#### Document section

Erosion of material surface due to collision of solid particles has been a challenge to several fields of engineering. Despite of centuries of investigations and research, the exact phenomenon of erosion of surface by the solid particles has not been fully understood. Increasing number of hydropower plants are being built in the regions where rivers are heavily loaded with sediments. This induces material erosion in hydro turbines, leading to change in flow pattern, losses in efficiency, vibrations and even final breakdown of turbine components. To overcome sediment erosion related failures, development of erosion resistant alloys, coatings of the components, and optimization of hydraulic design of the components, are the important practices. In Francis turbines, erosion causes increase of clearance gap between guide vanes and facing plates and cross flow occurs from this increased gap. This cross flow together with other secondary flows disturbs the velocity profile at the runner inlet. Change in velocity profile at the inlet causes additional erosion damage and other undesired effects in the turbine runner. Most of the past studies in Francis turbine were focused to understand the flow phenomenon inside the turbine components and to analyze their effects on design improvements. There is still a need of further fundamental research to understand the effects of sediment erosion of turbine components on the flow phenomenon, and developing better designs of hydro turbines to minimize those effects.

########

| Set problem |
According to the passage on sediment erosion in hydro turbines, what does erosion increase in Francis turbines?

#### Stored rows

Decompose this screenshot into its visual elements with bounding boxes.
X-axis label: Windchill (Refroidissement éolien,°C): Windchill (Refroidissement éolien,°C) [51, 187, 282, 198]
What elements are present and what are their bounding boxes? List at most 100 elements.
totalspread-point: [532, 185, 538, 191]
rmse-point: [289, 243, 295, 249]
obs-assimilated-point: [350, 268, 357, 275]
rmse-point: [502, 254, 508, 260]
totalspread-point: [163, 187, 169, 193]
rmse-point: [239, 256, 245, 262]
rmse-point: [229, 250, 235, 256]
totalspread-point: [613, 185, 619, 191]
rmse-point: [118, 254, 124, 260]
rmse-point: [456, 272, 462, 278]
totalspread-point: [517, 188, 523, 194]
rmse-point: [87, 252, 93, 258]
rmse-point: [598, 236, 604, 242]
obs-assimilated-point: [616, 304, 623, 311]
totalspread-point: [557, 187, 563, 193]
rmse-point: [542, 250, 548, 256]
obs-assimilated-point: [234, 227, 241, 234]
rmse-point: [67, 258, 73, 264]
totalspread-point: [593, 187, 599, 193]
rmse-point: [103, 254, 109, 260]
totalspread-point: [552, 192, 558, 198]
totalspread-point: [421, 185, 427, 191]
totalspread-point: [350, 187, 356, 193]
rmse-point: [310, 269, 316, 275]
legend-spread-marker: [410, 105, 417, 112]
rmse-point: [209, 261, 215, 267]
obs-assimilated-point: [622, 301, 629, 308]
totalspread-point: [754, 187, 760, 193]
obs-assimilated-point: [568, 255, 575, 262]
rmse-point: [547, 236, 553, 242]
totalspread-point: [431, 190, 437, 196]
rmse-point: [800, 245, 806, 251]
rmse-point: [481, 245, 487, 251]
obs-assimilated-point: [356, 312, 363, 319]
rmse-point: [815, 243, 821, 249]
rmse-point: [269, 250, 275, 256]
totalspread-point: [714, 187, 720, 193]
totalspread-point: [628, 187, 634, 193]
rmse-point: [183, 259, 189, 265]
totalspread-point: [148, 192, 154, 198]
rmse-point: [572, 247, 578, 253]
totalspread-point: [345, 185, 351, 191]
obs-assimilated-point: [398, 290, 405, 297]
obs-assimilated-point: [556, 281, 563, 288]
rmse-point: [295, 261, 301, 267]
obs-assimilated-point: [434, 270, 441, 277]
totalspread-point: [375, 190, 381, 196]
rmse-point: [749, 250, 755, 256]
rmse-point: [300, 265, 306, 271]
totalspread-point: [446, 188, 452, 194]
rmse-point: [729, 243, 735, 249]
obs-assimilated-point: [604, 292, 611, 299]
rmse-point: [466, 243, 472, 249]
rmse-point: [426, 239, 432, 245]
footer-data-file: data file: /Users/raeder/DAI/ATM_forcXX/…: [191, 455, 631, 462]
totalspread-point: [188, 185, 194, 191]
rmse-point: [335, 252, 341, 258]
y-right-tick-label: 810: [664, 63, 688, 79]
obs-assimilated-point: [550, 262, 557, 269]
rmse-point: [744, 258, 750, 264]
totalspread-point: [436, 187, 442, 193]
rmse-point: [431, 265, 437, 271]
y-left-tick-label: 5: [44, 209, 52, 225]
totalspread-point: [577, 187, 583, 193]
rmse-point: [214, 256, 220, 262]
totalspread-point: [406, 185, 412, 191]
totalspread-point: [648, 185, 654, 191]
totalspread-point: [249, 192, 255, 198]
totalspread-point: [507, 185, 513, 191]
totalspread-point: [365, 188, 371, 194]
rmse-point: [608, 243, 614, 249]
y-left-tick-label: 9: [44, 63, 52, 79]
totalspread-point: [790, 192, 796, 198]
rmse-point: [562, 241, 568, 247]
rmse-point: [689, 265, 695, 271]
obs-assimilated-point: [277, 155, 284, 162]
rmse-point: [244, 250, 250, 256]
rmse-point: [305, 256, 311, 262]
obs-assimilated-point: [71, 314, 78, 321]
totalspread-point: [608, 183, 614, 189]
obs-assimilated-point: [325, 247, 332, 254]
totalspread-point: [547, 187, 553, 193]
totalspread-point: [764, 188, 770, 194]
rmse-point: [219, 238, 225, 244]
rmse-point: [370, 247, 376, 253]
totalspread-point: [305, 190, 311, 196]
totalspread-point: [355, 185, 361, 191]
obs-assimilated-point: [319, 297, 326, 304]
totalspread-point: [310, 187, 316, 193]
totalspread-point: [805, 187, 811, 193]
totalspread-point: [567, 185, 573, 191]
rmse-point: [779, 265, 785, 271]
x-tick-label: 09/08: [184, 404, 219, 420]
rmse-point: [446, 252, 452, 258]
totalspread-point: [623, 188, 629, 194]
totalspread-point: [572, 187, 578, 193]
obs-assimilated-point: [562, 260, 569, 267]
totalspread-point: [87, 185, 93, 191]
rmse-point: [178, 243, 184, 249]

########

| Solved problem |
It increases the clearance gap between guide vanes and facing plates.